===== Task data
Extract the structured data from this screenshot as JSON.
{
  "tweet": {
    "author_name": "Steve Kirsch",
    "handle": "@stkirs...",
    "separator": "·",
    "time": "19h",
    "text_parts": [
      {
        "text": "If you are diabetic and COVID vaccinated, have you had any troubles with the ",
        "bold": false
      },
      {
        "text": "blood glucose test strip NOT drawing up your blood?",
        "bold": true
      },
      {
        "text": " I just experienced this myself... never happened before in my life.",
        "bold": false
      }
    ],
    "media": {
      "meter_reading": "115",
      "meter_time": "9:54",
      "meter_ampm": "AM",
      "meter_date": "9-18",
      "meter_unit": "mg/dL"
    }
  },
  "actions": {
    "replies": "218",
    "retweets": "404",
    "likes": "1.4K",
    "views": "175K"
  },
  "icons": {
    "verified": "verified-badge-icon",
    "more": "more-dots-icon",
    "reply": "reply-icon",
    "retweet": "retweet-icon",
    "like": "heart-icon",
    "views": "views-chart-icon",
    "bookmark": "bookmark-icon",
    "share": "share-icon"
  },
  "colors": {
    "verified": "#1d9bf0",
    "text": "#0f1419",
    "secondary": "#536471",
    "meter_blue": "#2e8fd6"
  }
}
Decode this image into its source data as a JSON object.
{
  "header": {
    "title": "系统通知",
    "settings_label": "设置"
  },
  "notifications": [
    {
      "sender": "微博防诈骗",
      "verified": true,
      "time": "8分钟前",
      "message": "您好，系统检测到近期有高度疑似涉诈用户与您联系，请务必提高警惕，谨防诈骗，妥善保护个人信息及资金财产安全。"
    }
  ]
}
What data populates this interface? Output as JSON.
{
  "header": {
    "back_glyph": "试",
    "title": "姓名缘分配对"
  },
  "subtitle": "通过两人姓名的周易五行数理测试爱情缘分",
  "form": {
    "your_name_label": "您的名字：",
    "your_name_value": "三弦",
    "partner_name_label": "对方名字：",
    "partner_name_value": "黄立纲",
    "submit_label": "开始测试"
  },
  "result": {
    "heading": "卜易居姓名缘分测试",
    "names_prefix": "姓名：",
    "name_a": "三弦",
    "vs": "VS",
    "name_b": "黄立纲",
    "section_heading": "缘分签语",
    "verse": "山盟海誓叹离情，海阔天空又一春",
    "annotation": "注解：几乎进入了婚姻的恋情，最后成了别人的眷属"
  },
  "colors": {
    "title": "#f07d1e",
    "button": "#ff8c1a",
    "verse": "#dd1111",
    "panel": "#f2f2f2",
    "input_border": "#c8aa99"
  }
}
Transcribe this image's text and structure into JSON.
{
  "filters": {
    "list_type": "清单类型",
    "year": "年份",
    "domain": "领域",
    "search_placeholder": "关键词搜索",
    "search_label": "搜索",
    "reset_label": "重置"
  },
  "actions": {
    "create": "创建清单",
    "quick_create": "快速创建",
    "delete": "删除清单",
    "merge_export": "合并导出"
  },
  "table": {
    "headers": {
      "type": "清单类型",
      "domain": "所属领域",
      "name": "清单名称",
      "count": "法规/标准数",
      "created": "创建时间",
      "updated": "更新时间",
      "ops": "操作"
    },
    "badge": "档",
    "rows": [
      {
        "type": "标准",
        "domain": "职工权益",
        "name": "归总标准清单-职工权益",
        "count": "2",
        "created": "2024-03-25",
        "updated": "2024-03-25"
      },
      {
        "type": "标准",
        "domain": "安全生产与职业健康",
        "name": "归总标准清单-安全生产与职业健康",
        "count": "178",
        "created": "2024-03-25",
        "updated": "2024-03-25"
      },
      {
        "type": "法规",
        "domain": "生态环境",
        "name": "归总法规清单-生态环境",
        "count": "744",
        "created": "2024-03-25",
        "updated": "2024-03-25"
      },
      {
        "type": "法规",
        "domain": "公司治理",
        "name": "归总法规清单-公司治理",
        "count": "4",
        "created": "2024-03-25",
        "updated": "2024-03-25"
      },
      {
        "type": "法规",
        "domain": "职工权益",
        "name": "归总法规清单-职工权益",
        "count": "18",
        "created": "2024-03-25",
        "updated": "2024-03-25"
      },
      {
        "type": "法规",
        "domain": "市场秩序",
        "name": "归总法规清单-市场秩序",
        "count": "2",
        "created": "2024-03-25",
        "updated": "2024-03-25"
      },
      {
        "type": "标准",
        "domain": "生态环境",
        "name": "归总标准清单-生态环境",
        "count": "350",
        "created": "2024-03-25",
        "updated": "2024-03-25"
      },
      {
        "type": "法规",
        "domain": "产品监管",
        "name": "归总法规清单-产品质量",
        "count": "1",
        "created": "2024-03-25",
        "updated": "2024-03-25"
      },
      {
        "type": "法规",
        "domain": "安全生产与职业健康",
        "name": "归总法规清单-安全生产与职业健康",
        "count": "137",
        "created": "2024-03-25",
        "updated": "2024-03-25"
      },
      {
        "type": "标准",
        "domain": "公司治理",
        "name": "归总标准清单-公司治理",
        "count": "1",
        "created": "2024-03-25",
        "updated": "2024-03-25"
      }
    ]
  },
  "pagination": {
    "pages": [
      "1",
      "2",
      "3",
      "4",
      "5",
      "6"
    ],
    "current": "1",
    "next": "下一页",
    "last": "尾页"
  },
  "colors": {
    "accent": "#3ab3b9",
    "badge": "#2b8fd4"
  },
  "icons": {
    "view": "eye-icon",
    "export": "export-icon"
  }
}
==========
Gather all lines from the records above in which "into" appears.

Decode this image into its source data as a JSON object.
Transcribe this image's text and structure into JSON.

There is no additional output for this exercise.